> [Supplied data]:

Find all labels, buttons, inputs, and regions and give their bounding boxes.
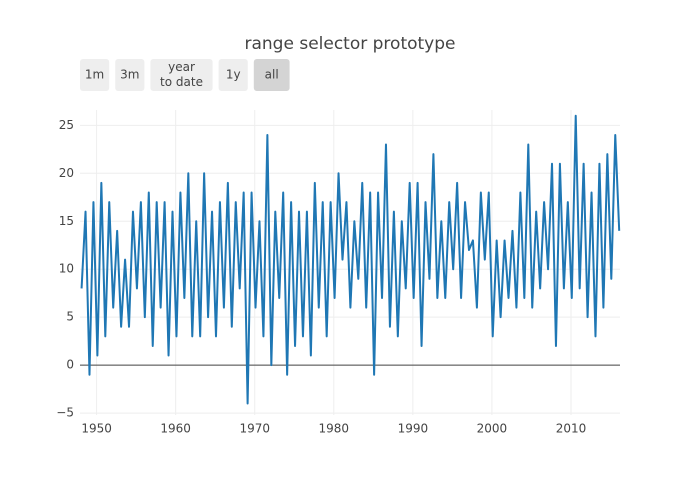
button-label[interactable]: year xyxy=(168,60,195,74)
button-bg[interactable] xyxy=(115,59,145,91)
button-label[interactable]: all xyxy=(265,68,279,82)
chart-title: range selector prototype xyxy=(245,34,456,54)
x-tick-label: 1980 xyxy=(319,422,350,436)
button-bg[interactable] xyxy=(218,59,248,91)
button-label[interactable]: 3m xyxy=(120,68,139,82)
x-tick-label: 2010 xyxy=(556,422,587,436)
button-label[interactable]: 1m xyxy=(85,68,104,82)
x-tick-label: 1970 xyxy=(239,422,270,436)
y-tick-label: 15 xyxy=(59,214,74,228)
button-label[interactable]: to date xyxy=(160,75,203,89)
y-tick-label: 20 xyxy=(59,166,74,180)
y-tick-label: 10 xyxy=(59,262,74,276)
x-tick-label: 1950 xyxy=(81,422,112,436)
x-tick-label: 1990 xyxy=(398,422,429,436)
x-tick-label: 1960 xyxy=(160,422,191,436)
y-tick-label: 25 xyxy=(59,118,74,132)
y-tick-label: 5 xyxy=(66,310,74,324)
button-bg[interactable] xyxy=(80,59,110,91)
range-button[interactable]: 3m xyxy=(115,59,145,91)
range-button[interactable]: 1y xyxy=(218,59,248,91)
range-button[interactable]: all xyxy=(253,59,290,91)
x-tick-label: 2000 xyxy=(477,422,508,436)
button-label[interactable]: 1y xyxy=(226,68,241,82)
y-tick-label: 0 xyxy=(66,358,74,372)
y-tick-label: −5 xyxy=(56,406,74,420)
button-bg[interactable] xyxy=(253,59,290,91)
range-button[interactable]: 1m xyxy=(80,59,110,91)
series-line xyxy=(80,114,621,405)
button-bg[interactable] xyxy=(150,59,213,91)
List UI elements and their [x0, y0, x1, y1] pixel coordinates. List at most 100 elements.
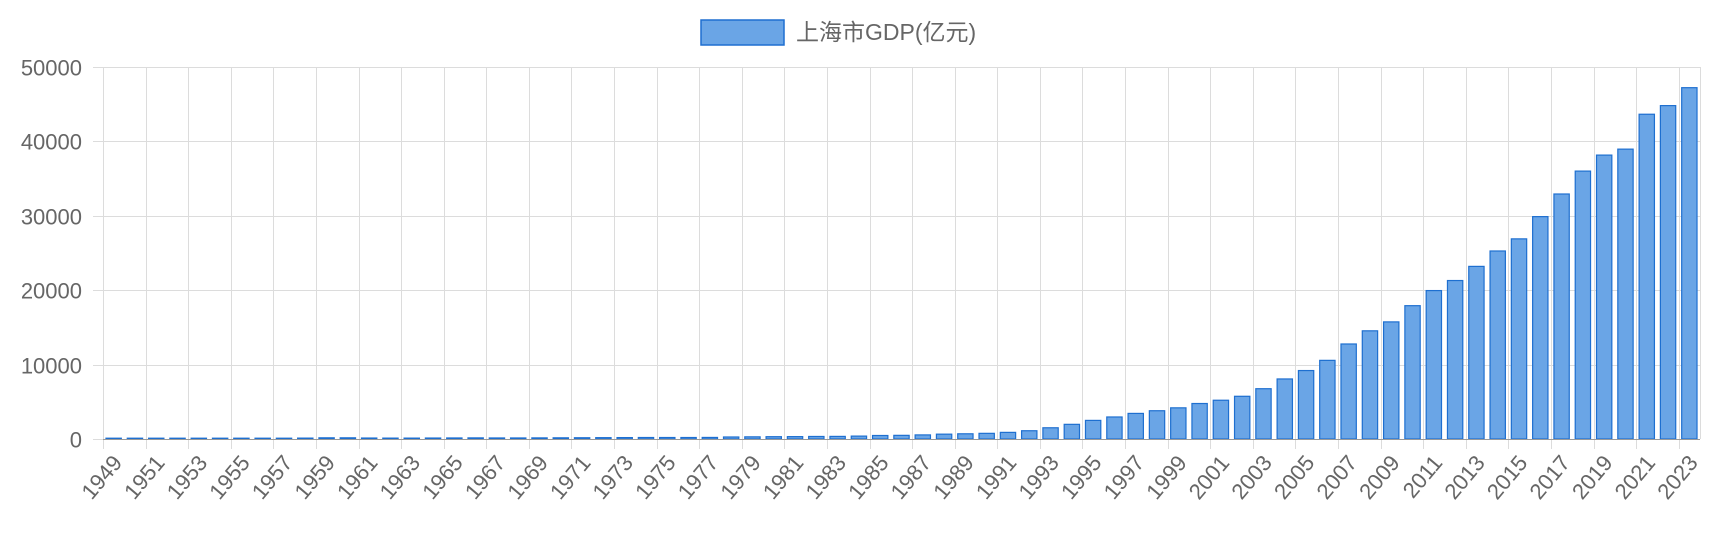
x-tick-label: 1955 [204, 450, 255, 504]
x-tick-label: 1965 [417, 450, 468, 504]
bar-1958[interactable] [297, 437, 314, 440]
bar-2023[interactable] [1681, 87, 1698, 440]
bar-2001[interactable] [1212, 399, 1230, 440]
bar-1986[interactable] [893, 434, 910, 440]
bar-1976[interactable] [680, 436, 697, 440]
bar-2011[interactable] [1425, 289, 1443, 440]
bar-2015[interactable] [1510, 238, 1528, 440]
x-tick-label: 1993 [1013, 450, 1064, 504]
bar-1950[interactable] [126, 437, 144, 440]
bar-1964[interactable] [424, 437, 442, 440]
bar-1966[interactable] [467, 437, 484, 440]
bar-1956[interactable] [254, 437, 271, 440]
bar-1963[interactable] [403, 437, 421, 440]
bar-1987[interactable] [914, 434, 932, 440]
bar-2014[interactable] [1489, 250, 1506, 440]
bar-1962[interactable] [382, 437, 399, 440]
bar-1981[interactable] [786, 436, 804, 440]
bar-2019[interactable] [1595, 154, 1613, 440]
x-tick-label: 2007 [1311, 450, 1362, 504]
bar-1953[interactable] [190, 437, 208, 440]
bar-2003[interactable] [1255, 388, 1272, 440]
x-tick-label: 2021 [1610, 450, 1661, 504]
legend[interactable]: 上海市GDP(亿元) [700, 19, 976, 46]
grid-layer [93, 67, 1701, 449]
x-tick-label: 1975 [630, 450, 681, 504]
bar-1979[interactable] [744, 436, 761, 440]
x-tick-label: 1963 [375, 450, 426, 504]
bar-1965[interactable] [446, 437, 463, 440]
bar-1996[interactable] [1106, 416, 1123, 440]
bar-1959[interactable] [318, 437, 335, 440]
bar-1998[interactable] [1148, 410, 1166, 440]
x-tick-label: 2005 [1269, 450, 1320, 504]
bar-2016[interactable] [1532, 216, 1549, 440]
bar-2006[interactable] [1319, 359, 1336, 440]
bar-1972[interactable] [595, 437, 612, 440]
bar-1997[interactable] [1127, 412, 1144, 440]
x-tick-label: 1981 [758, 450, 809, 504]
bar-1977[interactable] [701, 436, 719, 440]
y-axis-labels: 0 10000 20000 30000 40000 50000 [21, 56, 82, 453]
bar-1949[interactable] [105, 437, 122, 440]
x-tick-label: 1959 [289, 450, 340, 504]
bar-1995[interactable] [1084, 419, 1102, 440]
bar-1968[interactable] [509, 437, 527, 440]
legend-swatch[interactable] [700, 19, 785, 46]
bar-2008[interactable] [1361, 330, 1379, 440]
bar-1982[interactable] [808, 435, 825, 440]
bar-1990[interactable] [978, 432, 995, 440]
bar-2010[interactable] [1404, 305, 1421, 440]
bar-1951[interactable] [147, 437, 165, 440]
bar-2022[interactable] [1659, 105, 1677, 440]
bar-2012[interactable] [1446, 279, 1464, 440]
bar-1988[interactable] [935, 433, 953, 440]
bar-1992[interactable] [1020, 430, 1038, 440]
bar-1952[interactable] [169, 437, 186, 440]
x-tick-label: 1961 [332, 450, 383, 504]
bar-1970[interactable] [552, 437, 570, 440]
bar-1980[interactable] [765, 436, 783, 440]
bar-2005[interactable] [1297, 369, 1315, 440]
bar-1967[interactable] [488, 437, 506, 440]
bar-1978[interactable] [722, 436, 740, 440]
bar-1969[interactable] [531, 437, 548, 440]
bar-1975[interactable] [659, 436, 676, 440]
bar-1954[interactable] [211, 437, 229, 440]
x-tick-label: 1951 [119, 450, 170, 504]
bar-1993[interactable] [1042, 427, 1059, 440]
x-tick-label: 2009 [1354, 450, 1405, 504]
bar-1999[interactable] [1170, 407, 1187, 440]
x-tick-label: 1991 [971, 450, 1022, 504]
bar-1974[interactable] [637, 436, 655, 440]
bar-1989[interactable] [957, 433, 974, 440]
bar-1971[interactable] [573, 437, 591, 440]
y-tick-label: 50000 [21, 56, 82, 81]
bar-2017[interactable] [1553, 193, 1570, 440]
legend-label[interactable]: 上海市GDP(亿元) [796, 19, 976, 45]
x-tick-label: 1967 [460, 450, 511, 504]
bar-2002[interactable] [1233, 395, 1251, 440]
bar-1955[interactable] [233, 437, 250, 440]
bar-2021[interactable] [1638, 113, 1656, 440]
bar-2004[interactable] [1276, 378, 1294, 440]
x-tick-label: 1957 [247, 450, 298, 504]
x-tick-label: 2019 [1567, 450, 1618, 504]
bar-2007[interactable] [1340, 343, 1357, 440]
bar-1984[interactable] [850, 435, 868, 440]
bar-2018[interactable] [1574, 170, 1592, 440]
bar-1991[interactable] [999, 431, 1017, 440]
bar-2009[interactable] [1382, 321, 1400, 440]
bar-1994[interactable] [1063, 423, 1081, 440]
bar-1960[interactable] [339, 437, 357, 440]
bar-1973[interactable] [616, 436, 633, 440]
bar-1961[interactable] [360, 437, 378, 440]
x-tick-label: 1977 [673, 450, 724, 504]
bar-1985[interactable] [871, 434, 889, 440]
bar-2000[interactable] [1191, 402, 1208, 440]
bar-2020[interactable] [1617, 148, 1634, 440]
bar-2013[interactable] [1468, 265, 1485, 440]
bar-1957[interactable] [275, 437, 293, 440]
bar-1983[interactable] [829, 435, 846, 440]
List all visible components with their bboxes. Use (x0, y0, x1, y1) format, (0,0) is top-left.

> [Short task]: Reproduce the data above line for line without any changes, leaving out the pictures.

> [Exercise response]:
Find all labels, buttons, inputs, and regions and give their bounding boxes.
button-label[interactable]: year xyxy=(168,60,195,74)
button-bg[interactable] xyxy=(115,59,145,91)
button-label[interactable]: all xyxy=(265,68,279,82)
chart-title: range selector prototype xyxy=(245,34,456,54)
x-tick-label: 1980 xyxy=(319,422,350,436)
button-bg[interactable] xyxy=(218,59,248,91)
button-label[interactable]: 3m xyxy=(120,68,139,82)
x-tick-label: 2010 xyxy=(556,422,587,436)
button-label[interactable]: 1m xyxy=(85,68,104,82)
x-tick-label: 1970 xyxy=(239,422,270,436)
y-tick-label: 15 xyxy=(59,214,74,228)
button-label[interactable]: to date xyxy=(160,75,203,89)
y-tick-label: 20 xyxy=(59,166,74,180)
y-tick-label: 10 xyxy=(59,262,74,276)
x-tick-label: 1950 xyxy=(81,422,112,436)
x-tick-label: 1990 xyxy=(398,422,429,436)
x-tick-label: 1960 xyxy=(160,422,191,436)
y-tick-label: 25 xyxy=(59,118,74,132)
y-tick-label: 5 xyxy=(66,310,74,324)
button-bg[interactable] xyxy=(80,59,110,91)
range-button[interactable]: 3m xyxy=(115,59,145,91)
range-button[interactable]: 1y xyxy=(218,59,248,91)
range-button[interactable]: all xyxy=(253,59,290,91)
x-tick-label: 2000 xyxy=(477,422,508,436)
button-label[interactable]: 1y xyxy=(226,68,241,82)
y-tick-label: 0 xyxy=(66,358,74,372)
y-tick-label: −5 xyxy=(56,406,74,420)
button-bg[interactable] xyxy=(253,59,290,91)
range-button[interactable]: 1m xyxy=(80,59,110,91)
series-line xyxy=(80,114,621,405)
button-bg[interactable] xyxy=(150,59,213,91)
List UI elements and their [x0, y0, x1, y1] pixel coordinates. List at most 100 elements.
x-tick-label: 1955 [204, 450, 255, 504]
x-tick-label: 1965 [417, 450, 468, 504]
bar-1958[interactable] [297, 437, 314, 440]
bar-2023[interactable] [1681, 87, 1698, 440]
bar-2001[interactable] [1212, 399, 1230, 440]
bar-1986[interactable] [893, 434, 910, 440]
bar-1976[interactable] [680, 436, 697, 440]
bar-2011[interactable] [1425, 289, 1443, 440]
bar-2015[interactable] [1510, 238, 1528, 440]
x-tick-label: 1993 [1013, 450, 1064, 504]
bar-1950[interactable] [126, 437, 144, 440]
bar-1964[interactable] [424, 437, 442, 440]
bar-1966[interactable] [467, 437, 484, 440]
bar-1956[interactable] [254, 437, 271, 440]
bar-1963[interactable] [403, 437, 421, 440]
bar-1987[interactable] [914, 434, 932, 440]
bar-2014[interactable] [1489, 250, 1506, 440]
bar-1962[interactable] [382, 437, 399, 440]
bar-1981[interactable] [786, 436, 804, 440]
bar-2019[interactable] [1595, 154, 1613, 440]
x-tick-label: 2007 [1311, 450, 1362, 504]
bar-1953[interactable] [190, 437, 208, 440]
bar-2003[interactable] [1255, 388, 1272, 440]
x-tick-label: 2021 [1610, 450, 1661, 504]
legend[interactable]: 上海市GDP(亿元) [700, 19, 976, 46]
grid-layer [93, 67, 1701, 449]
x-tick-label: 1975 [630, 450, 681, 504]
bar-1979[interactable] [744, 436, 761, 440]
x-tick-label: 1963 [375, 450, 426, 504]
bar-1965[interactable] [446, 437, 463, 440]
bar-1996[interactable] [1106, 416, 1123, 440]
bar-1959[interactable] [318, 437, 335, 440]
bar-1998[interactable] [1148, 410, 1166, 440]
x-tick-label: 2005 [1269, 450, 1320, 504]
bar-2016[interactable] [1532, 216, 1549, 440]
bar-2006[interactable] [1319, 359, 1336, 440]
bar-1972[interactable] [595, 437, 612, 440]
bar-1997[interactable] [1127, 412, 1144, 440]
x-tick-label: 1981 [758, 450, 809, 504]
bar-1977[interactable] [701, 436, 719, 440]
y-axis-labels: 0 10000 20000 30000 40000 50000 [21, 56, 82, 453]
bar-1949[interactable] [105, 437, 122, 440]
x-tick-label: 1959 [289, 450, 340, 504]
bar-1995[interactable] [1084, 419, 1102, 440]
bar-1968[interactable] [509, 437, 527, 440]
legend-swatch[interactable] [700, 19, 785, 46]
bar-2008[interactable] [1361, 330, 1379, 440]
bar-1982[interactable] [808, 435, 825, 440]
bar-1990[interactable] [978, 432, 995, 440]
bar-2010[interactable] [1404, 305, 1421, 440]
bar-1951[interactable] [147, 437, 165, 440]
bar-2022[interactable] [1659, 105, 1677, 440]
bar-2012[interactable] [1446, 279, 1464, 440]
bar-1988[interactable] [935, 433, 953, 440]
bar-1992[interactable] [1020, 430, 1038, 440]
bar-1952[interactable] [169, 437, 186, 440]
x-tick-label: 1961 [332, 450, 383, 504]
bar-1970[interactable] [552, 437, 570, 440]
bar-1980[interactable] [765, 436, 783, 440]
bar-2005[interactable] [1297, 369, 1315, 440]
bar-1967[interactable] [488, 437, 506, 440]
bar-1978[interactable] [722, 436, 740, 440]
bar-1969[interactable] [531, 437, 548, 440]
bar-1975[interactable] [659, 436, 676, 440]
bar-1954[interactable] [211, 437, 229, 440]
x-tick-label: 1951 [119, 450, 170, 504]
bar-1993[interactable] [1042, 427, 1059, 440]
x-tick-label: 2009 [1354, 450, 1405, 504]
bar-1999[interactable] [1170, 407, 1187, 440]
x-tick-label: 1991 [971, 450, 1022, 504]
bar-1974[interactable] [637, 436, 655, 440]
bar-1989[interactable] [957, 433, 974, 440]
bar-1971[interactable] [573, 437, 591, 440]
y-tick-label: 50000 [21, 56, 82, 81]
bar-2017[interactable] [1553, 193, 1570, 440]
legend-label[interactable]: 上海市GDP(亿元) [796, 19, 976, 45]
x-tick-label: 1967 [460, 450, 511, 504]
bar-2002[interactable] [1233, 395, 1251, 440]
bar-1955[interactable] [233, 437, 250, 440]
bar-2021[interactable] [1638, 113, 1656, 440]
bar-2004[interactable] [1276, 378, 1294, 440]
x-tick-label: 1957 [247, 450, 298, 504]
x-tick-label: 2019 [1567, 450, 1618, 504]
bar-2007[interactable] [1340, 343, 1357, 440]
bar-1984[interactable] [850, 435, 868, 440]
bar-2018[interactable] [1574, 170, 1592, 440]
bar-1991[interactable] [999, 431, 1017, 440]
bar-2009[interactable] [1382, 321, 1400, 440]
bar-1994[interactable] [1063, 423, 1081, 440]
bar-1960[interactable] [339, 437, 357, 440]
bar-1973[interactable] [616, 436, 633, 440]
bar-1961[interactable] [360, 437, 378, 440]
x-tick-label: 1977 [673, 450, 724, 504]
bar-1985[interactable] [871, 434, 889, 440]
bar-2000[interactable] [1191, 402, 1208, 440]
bar-2020[interactable] [1617, 148, 1634, 440]
bar-2013[interactable] [1468, 265, 1485, 440]
bar-1957[interactable] [275, 437, 293, 440]
bar-1983[interactable] [829, 435, 846, 440]
List all visible components with their bboxes. Use (x0, y0, x1, y1) format, (0,0) is top-left.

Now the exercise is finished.